### Stated exercise
Tally each line where the word "target" occurs, then give only the total.

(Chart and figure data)
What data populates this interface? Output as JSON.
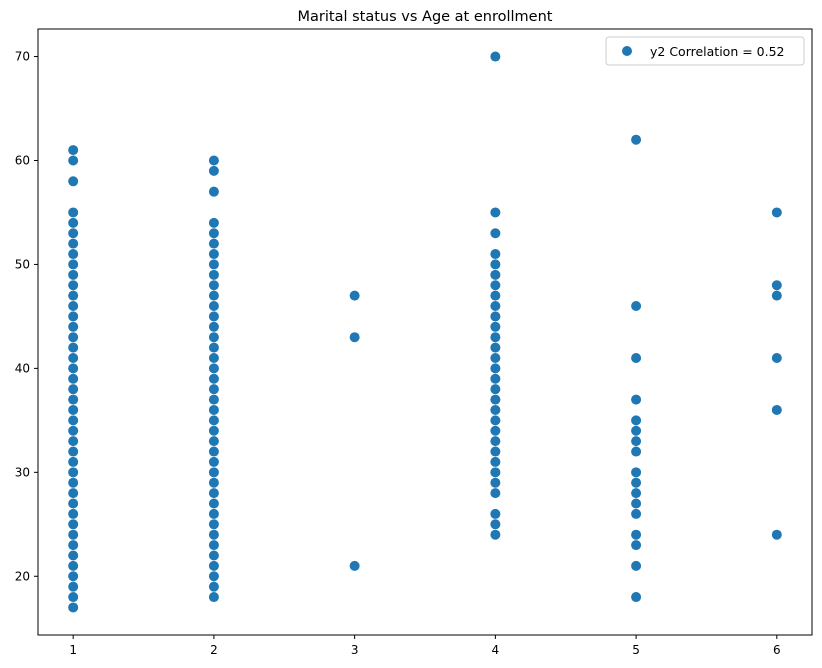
{
  "chart_data": {
    "type": "scatter",
    "title": "Marital status vs Age at enrollment",
    "xlabel": "",
    "ylabel": "",
    "xlim": [
      0.75,
      6.25
    ],
    "ylim": [
      14.35,
      72.65
    ],
    "x_ticks": [
      1,
      2,
      3,
      4,
      5,
      6
    ],
    "y_ticks": [
      20,
      30,
      40,
      50,
      60,
      70
    ],
    "grid": false,
    "legend_position": "top-right",
    "marker_color": "#1f77b4",
    "series": [
      {
        "name": "y2 Correlation = 0.52",
        "points": [
          [
            1,
            17
          ],
          [
            1,
            18
          ],
          [
            1,
            19
          ],
          [
            1,
            20
          ],
          [
            1,
            21
          ],
          [
            1,
            22
          ],
          [
            1,
            23
          ],
          [
            1,
            24
          ],
          [
            1,
            25
          ],
          [
            1,
            26
          ],
          [
            1,
            27
          ],
          [
            1,
            28
          ],
          [
            1,
            29
          ],
          [
            1,
            30
          ],
          [
            1,
            31
          ],
          [
            1,
            32
          ],
          [
            1,
            33
          ],
          [
            1,
            34
          ],
          [
            1,
            35
          ],
          [
            1,
            36
          ],
          [
            1,
            37
          ],
          [
            1,
            38
          ],
          [
            1,
            39
          ],
          [
            1,
            40
          ],
          [
            1,
            41
          ],
          [
            1,
            42
          ],
          [
            1,
            43
          ],
          [
            1,
            44
          ],
          [
            1,
            45
          ],
          [
            1,
            46
          ],
          [
            1,
            47
          ],
          [
            1,
            48
          ],
          [
            1,
            49
          ],
          [
            1,
            50
          ],
          [
            1,
            51
          ],
          [
            1,
            52
          ],
          [
            1,
            53
          ],
          [
            1,
            54
          ],
          [
            1,
            55
          ],
          [
            1,
            58
          ],
          [
            1,
            60
          ],
          [
            1,
            61
          ],
          [
            2,
            18
          ],
          [
            2,
            19
          ],
          [
            2,
            20
          ],
          [
            2,
            21
          ],
          [
            2,
            22
          ],
          [
            2,
            23
          ],
          [
            2,
            24
          ],
          [
            2,
            25
          ],
          [
            2,
            26
          ],
          [
            2,
            27
          ],
          [
            2,
            28
          ],
          [
            2,
            29
          ],
          [
            2,
            30
          ],
          [
            2,
            31
          ],
          [
            2,
            32
          ],
          [
            2,
            33
          ],
          [
            2,
            34
          ],
          [
            2,
            35
          ],
          [
            2,
            36
          ],
          [
            2,
            37
          ],
          [
            2,
            38
          ],
          [
            2,
            39
          ],
          [
            2,
            40
          ],
          [
            2,
            41
          ],
          [
            2,
            42
          ],
          [
            2,
            43
          ],
          [
            2,
            44
          ],
          [
            2,
            45
          ],
          [
            2,
            46
          ],
          [
            2,
            47
          ],
          [
            2,
            48
          ],
          [
            2,
            49
          ],
          [
            2,
            50
          ],
          [
            2,
            51
          ],
          [
            2,
            52
          ],
          [
            2,
            53
          ],
          [
            2,
            54
          ],
          [
            2,
            57
          ],
          [
            2,
            59
          ],
          [
            2,
            60
          ],
          [
            3,
            21
          ],
          [
            3,
            43
          ],
          [
            3,
            47
          ],
          [
            4,
            24
          ],
          [
            4,
            25
          ],
          [
            4,
            26
          ],
          [
            4,
            28
          ],
          [
            4,
            29
          ],
          [
            4,
            30
          ],
          [
            4,
            31
          ],
          [
            4,
            32
          ],
          [
            4,
            33
          ],
          [
            4,
            34
          ],
          [
            4,
            35
          ],
          [
            4,
            36
          ],
          [
            4,
            37
          ],
          [
            4,
            38
          ],
          [
            4,
            39
          ],
          [
            4,
            40
          ],
          [
            4,
            41
          ],
          [
            4,
            42
          ],
          [
            4,
            43
          ],
          [
            4,
            44
          ],
          [
            4,
            45
          ],
          [
            4,
            46
          ],
          [
            4,
            47
          ],
          [
            4,
            48
          ],
          [
            4,
            49
          ],
          [
            4,
            50
          ],
          [
            4,
            51
          ],
          [
            4,
            53
          ],
          [
            4,
            55
          ],
          [
            4,
            70
          ],
          [
            5,
            18
          ],
          [
            5,
            21
          ],
          [
            5,
            23
          ],
          [
            5,
            24
          ],
          [
            5,
            26
          ],
          [
            5,
            27
          ],
          [
            5,
            28
          ],
          [
            5,
            29
          ],
          [
            5,
            30
          ],
          [
            5,
            32
          ],
          [
            5,
            33
          ],
          [
            5,
            34
          ],
          [
            5,
            35
          ],
          [
            5,
            37
          ],
          [
            5,
            41
          ],
          [
            5,
            46
          ],
          [
            5,
            62
          ],
          [
            6,
            24
          ],
          [
            6,
            36
          ],
          [
            6,
            41
          ],
          [
            6,
            47
          ],
          [
            6,
            48
          ],
          [
            6,
            55
          ]
        ]
      }
    ]
  }
}
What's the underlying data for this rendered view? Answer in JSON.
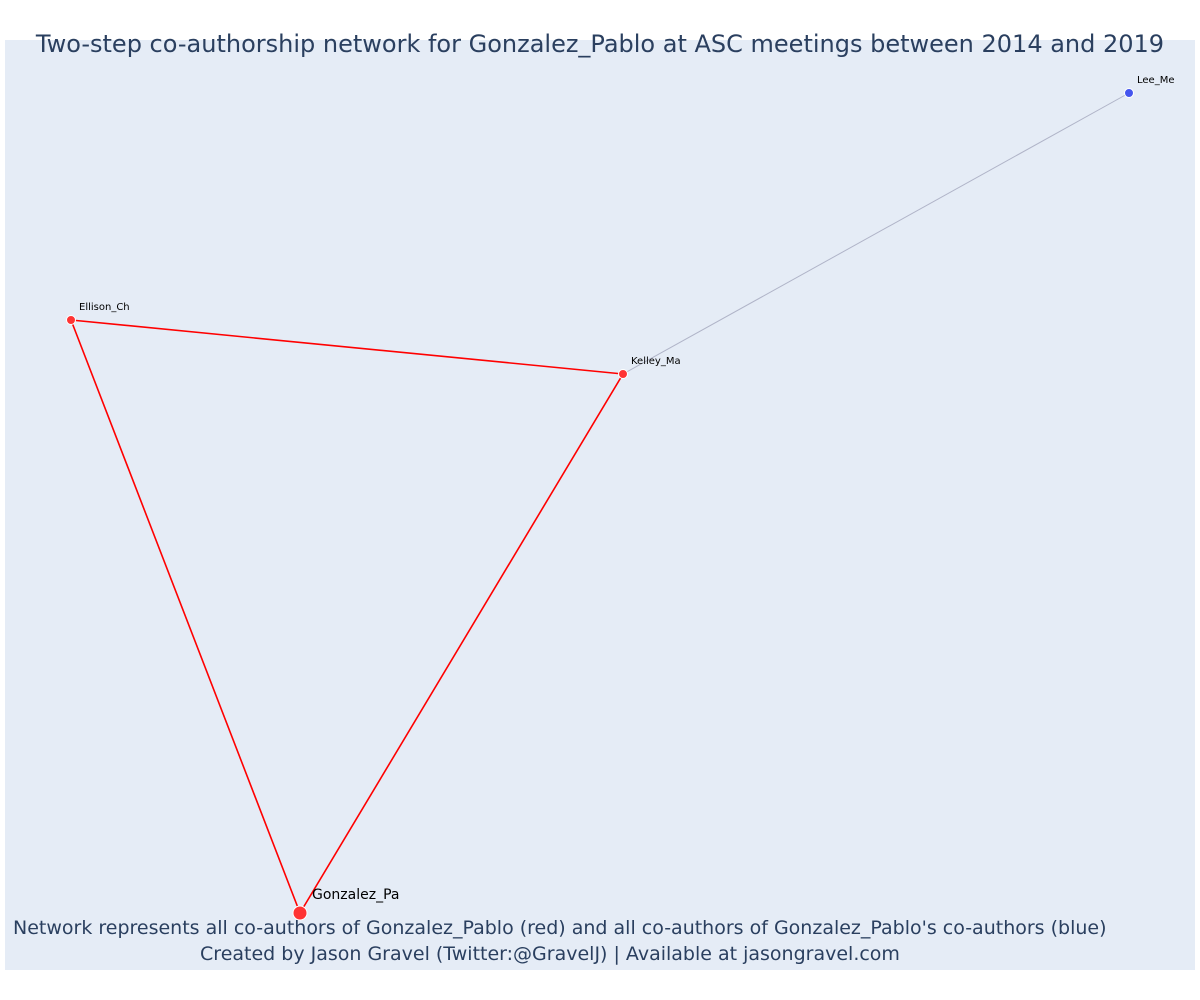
{
  "title": "Two-step co-authorship network for Gonzalez_Pablo at ASC meetings between 2014 and 2019",
  "caption": {
    "line1": "Network represents all co-authors of Gonzalez_Pablo (red) and all co-authors of Gonzalez_Pablo's co-authors (blue)",
    "line2": "Created by Jason Gravel (Twitter:@GravelJ) | Available at jasongravel.com"
  },
  "colors": {
    "background": "#e5ecf6",
    "first_degree": "#ff3333",
    "second_degree": "#4455ee",
    "first_degree_edge": "#ff0000",
    "second_degree_edge": "#b0b4c8",
    "text": "#2a3f5f"
  },
  "nodes": [
    {
      "id": "Gonzalez_Pa",
      "label": "Gonzalez_Pa",
      "group": "focal"
    },
    {
      "id": "Ellison_Ch",
      "label": "Ellison_Ch",
      "group": "first_degree"
    },
    {
      "id": "Kelley_Ma",
      "label": "Kelley_Ma",
      "group": "first_degree"
    },
    {
      "id": "Lee_Me",
      "label": "Lee_Me",
      "group": "second_degree"
    }
  ],
  "edges": [
    {
      "source": "Gonzalez_Pa",
      "target": "Ellison_Ch",
      "group": "first_degree"
    },
    {
      "source": "Gonzalez_Pa",
      "target": "Kelley_Ma",
      "group": "first_degree"
    },
    {
      "source": "Ellison_Ch",
      "target": "Kelley_Ma",
      "group": "first_degree"
    },
    {
      "source": "Kelley_Ma",
      "target": "Lee_Me",
      "group": "second_degree"
    }
  ]
}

### Answer to this exercise
4